START DATA EXCERPTS
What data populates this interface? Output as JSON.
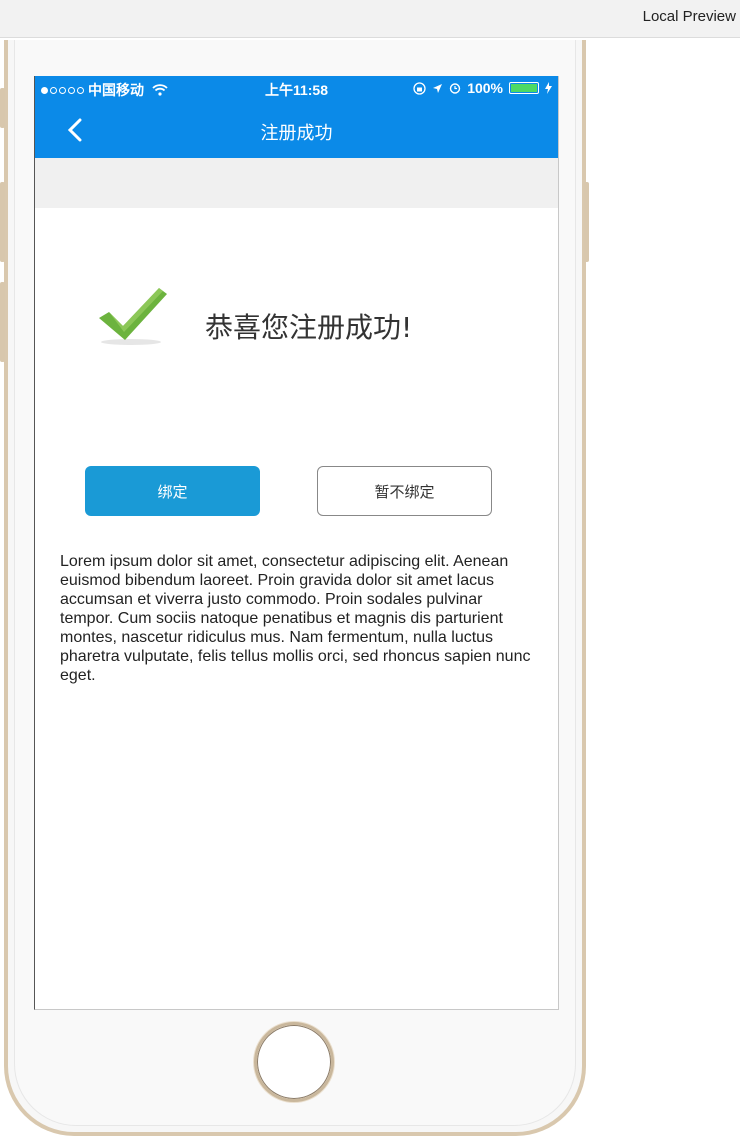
{
  "preview": {
    "title": "Local Preview"
  },
  "status_bar": {
    "carrier": "中国移动",
    "time": "上午11:58",
    "battery": "100%",
    "battery_level": 1.0
  },
  "nav": {
    "title": "注册成功",
    "back_icon": "chevron-left-icon"
  },
  "success": {
    "icon": "checkmark-icon",
    "message": "恭喜您注册成功!"
  },
  "buttons": {
    "bind_label": "绑定",
    "skip_label": "暂不绑定"
  },
  "body_text": "Lorem ipsum dolor sit amet, consectetur adipiscing elit. Aenean euismod bibendum laoreet. Proin gravida dolor sit amet lacus accumsan et viverra justo commodo. Proin sodales pulvinar tempor. Cum sociis natoque penatibus et magnis dis parturient montes, nascetur ridiculus mus. Nam fermentum, nulla luctus pharetra vulputate, felis tellus mollis orci, sed rhoncus sapien nunc eget.",
  "colors": {
    "accent": "#0b8ae8",
    "button_primary": "#1a9ad6",
    "check": "#6cb33e"
  }
}
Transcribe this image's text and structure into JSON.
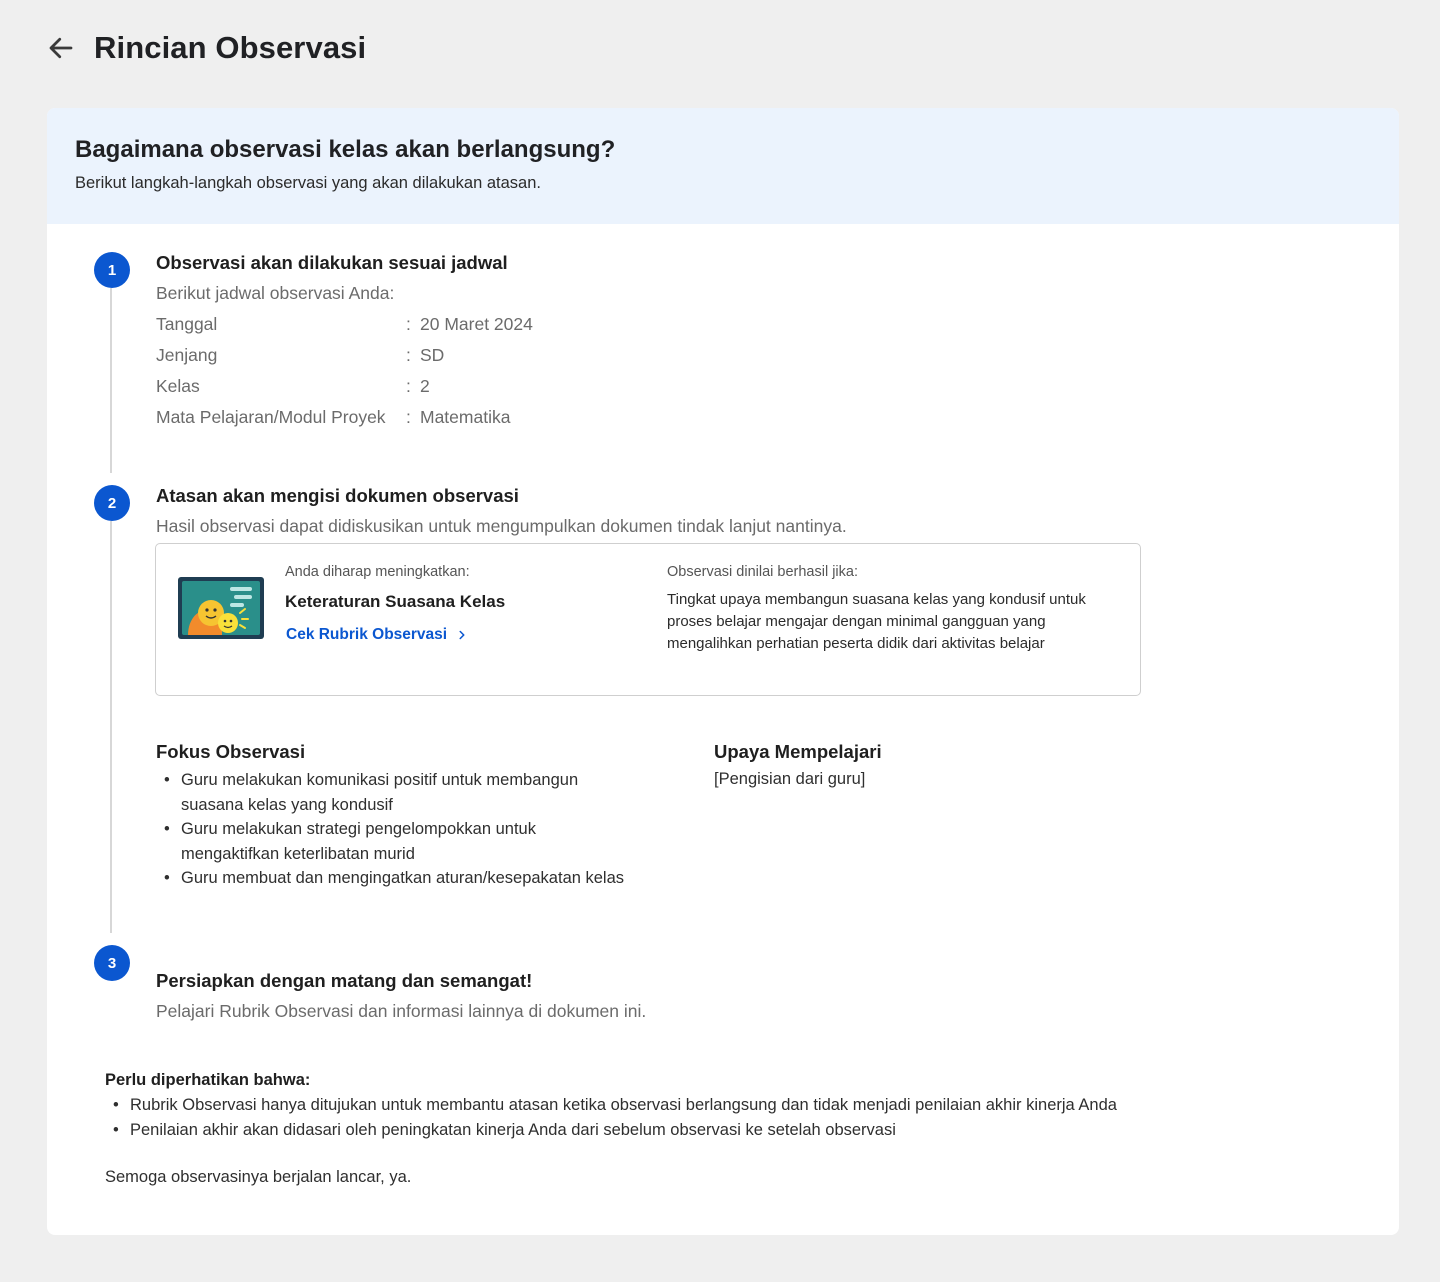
{
  "header": {
    "title": "Rincian Observasi",
    "back_icon": "arrow-left-icon"
  },
  "banner": {
    "title": "Bagaimana observasi kelas akan berlangsung?",
    "subtitle": "Berikut langkah-langkah observasi yang akan dilakukan atasan."
  },
  "steps": [
    {
      "number": "1",
      "title": "Observasi akan dilakukan sesuai jadwal",
      "intro": "Berikut jadwal observasi Anda:",
      "schedule": [
        {
          "label": "Tanggal",
          "value": "20 Maret 2024"
        },
        {
          "label": "Jenjang",
          "value": "SD"
        },
        {
          "label": "Kelas",
          "value": "2"
        },
        {
          "label": "Mata Pelajaran/Modul Proyek",
          "value": "Matematika"
        }
      ]
    },
    {
      "number": "2",
      "title": "Atasan akan mengisi dokumen observasi",
      "description": "Hasil observasi dapat didiskusikan untuk mengumpulkan dokumen tindak lanjut nantinya.",
      "focus_card": {
        "improve_label": "Anda diharap meningkatkan:",
        "improve_value": "Keteraturan Suasana Kelas",
        "link_label": "Cek Rubrik Observasi",
        "success_label": "Observasi dinilai berhasil jika:",
        "success_text": "Tingkat upaya membangun suasana kelas yang kondusif untuk proses belajar mengajar dengan minimal gangguan yang mengalihkan perhatian peserta didik dari aktivitas belajar"
      },
      "focus_title": "Fokus Observasi",
      "focus_items": [
        "Guru melakukan komunikasi positif untuk membangun suasana kelas yang kondusif",
        "Guru melakukan strategi pengelompokkan untuk mengaktifkan keterlibatan murid",
        "Guru membuat dan mengingatkan aturan/kesepakatan kelas"
      ],
      "effort_title": "Upaya Mempelajari",
      "effort_text": "[Pengisian dari guru]"
    },
    {
      "number": "3",
      "title": "Persiapkan dengan matang dan semangat!",
      "description": "Pelajari Rubrik Observasi dan informasi lainnya di dokumen ini."
    }
  ],
  "note": {
    "title": "Perlu diperhatikan bahwa:",
    "items": [
      "Rubrik Observasi hanya ditujukan untuk membantu atasan ketika observasi berlangsung dan tidak menjadi penilaian akhir kinerja Anda",
      "Penilaian akhir akan didasari oleh peningkatan kinerja Anda dari sebelum observasi ke setelah observasi"
    ]
  },
  "closing": "Semoga observasinya berjalan lancar, ya.",
  "colors": {
    "accent": "#0b57d0",
    "banner_bg": "#ebf3fd",
    "page_bg": "#efefef"
  }
}
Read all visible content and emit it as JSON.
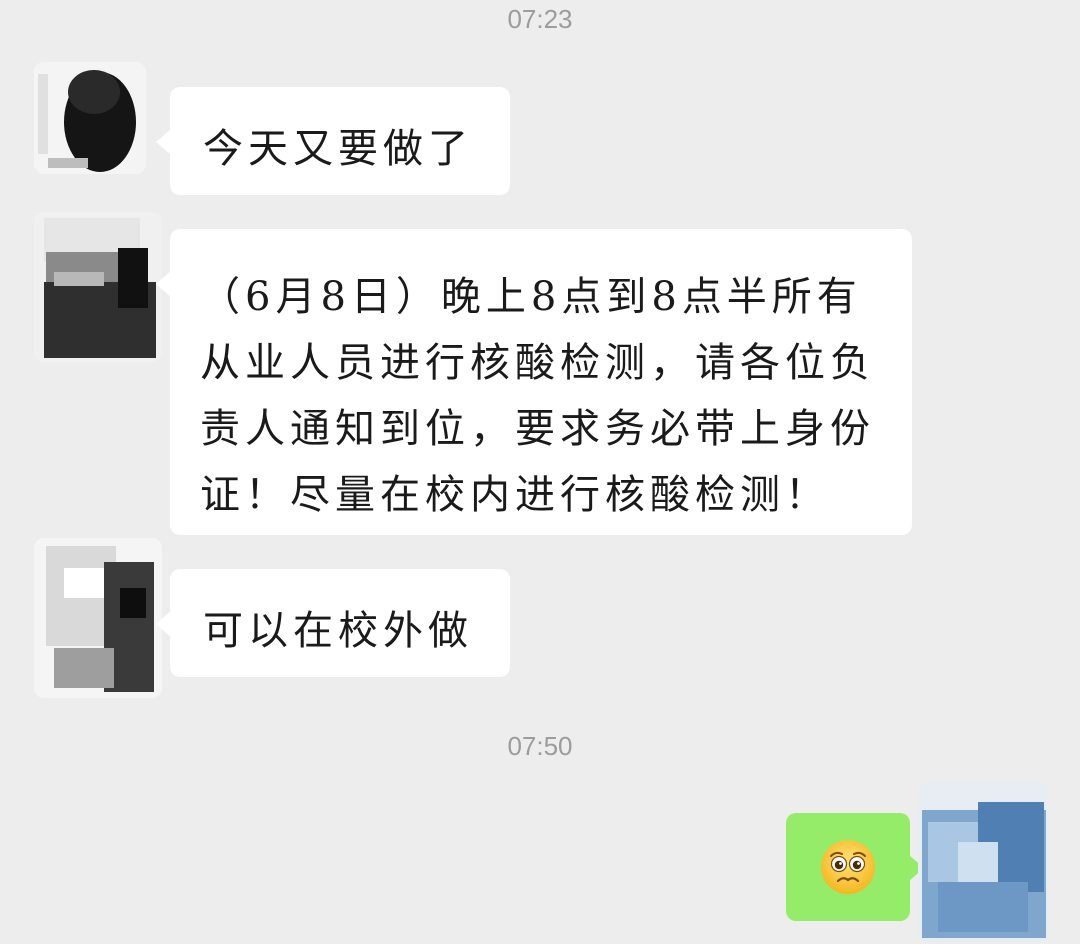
END DATA EXCERPTS
* _EXERCISE DETAILS_
Every line should be retyped exactly, with the pictures omitted.

* _WORKED SOLUTION_
What data populates this interface? Output as JSON.
{
  "preview": {
    "title": "Local Preview"
  },
  "status_bar": {
    "carrier": "中国移动",
    "time": "上午11:58",
    "battery": "100%",
    "battery_level": 1.0
  },
  "nav": {
    "title": "注册成功",
    "back_icon": "chevron-left-icon"
  },
  "success": {
    "icon": "checkmark-icon",
    "message": "恭喜您注册成功!"
  },
  "buttons": {
    "bind_label": "绑定",
    "skip_label": "暂不绑定"
  },
  "body_text": "Lorem ipsum dolor sit amet, consectetur adipiscing elit. Aenean euismod bibendum laoreet. Proin gravida dolor sit amet lacus accumsan et viverra justo commodo. Proin sodales pulvinar tempor. Cum sociis natoque penatibus et magnis dis parturient montes, nascetur ridiculus mus. Nam fermentum, nulla luctus pharetra vulputate, felis tellus mollis orci, sed rhoncus sapien nunc eget.",
  "colors": {
    "accent": "#0b8ae8",
    "button_primary": "#1a9ad6",
    "check": "#6cb33e"
  }
}
Transcribe this image's text and structure into JSON.
{
  "header": {
    "title": "Rincian Observasi",
    "back_icon": "arrow-left-icon"
  },
  "banner": {
    "title": "Bagaimana observasi kelas akan berlangsung?",
    "subtitle": "Berikut langkah-langkah observasi yang akan dilakukan atasan."
  },
  "steps": [
    {
      "number": "1",
      "title": "Observasi akan dilakukan sesuai jadwal",
      "intro": "Berikut jadwal observasi Anda:",
      "schedule": [
        {
          "label": "Tanggal",
          "value": "20 Maret 2024"
        },
        {
          "label": "Jenjang",
          "value": "SD"
        },
        {
          "label": "Kelas",
          "value": "2"
        },
        {
          "label": "Mata Pelajaran/Modul Proyek",
          "value": "Matematika"
        }
      ]
    },
    {
      "number": "2",
      "title": "Atasan akan mengisi dokumen observasi",
      "description": "Hasil observasi dapat didiskusikan untuk mengumpulkan dokumen tindak lanjut nantinya.",
      "focus_card": {
        "improve_label": "Anda diharap meningkatkan:",
        "improve_value": "Keteraturan Suasana Kelas",
        "link_label": "Cek Rubrik Observasi",
        "success_label": "Observasi dinilai berhasil jika:",
        "success_text": "Tingkat upaya membangun suasana kelas yang kondusif untuk proses belajar mengajar dengan minimal gangguan yang mengalihkan perhatian peserta didik dari aktivitas belajar"
      },
      "focus_title": "Fokus Observasi",
      "focus_items": [
        "Guru melakukan komunikasi positif untuk membangun suasana kelas yang kondusif",
        "Guru melakukan strategi pengelompokkan untuk mengaktifkan keterlibatan murid",
        "Guru membuat dan mengingatkan aturan/kesepakatan kelas"
      ],
      "effort_title": "Upaya Mempelajari",
      "effort_text": "[Pengisian dari guru]"
    },
    {
      "number": "3",
      "title": "Persiapkan dengan matang dan semangat!",
      "description": "Pelajari Rubrik Observasi dan informasi lainnya di dokumen ini."
    }
  ],
  "note": {
    "title": "Perlu diperhatikan bahwa:",
    "items": [
      "Rubrik Observasi hanya ditujukan untuk membantu atasan ketika observasi berlangsung dan tidak menjadi penilaian akhir kinerja Anda",
      "Penilaian akhir akan didasari oleh peningkatan kinerja Anda dari sebelum observasi ke setelah observasi"
    ]
  },
  "closing": "Semoga observasinya berjalan lancar, ya.",
  "colors": {
    "accent": "#0b57d0",
    "banner_bg": "#ebf3fd",
    "page_bg": "#efefef"
  }
}
Read all visible content and emit it as JSON.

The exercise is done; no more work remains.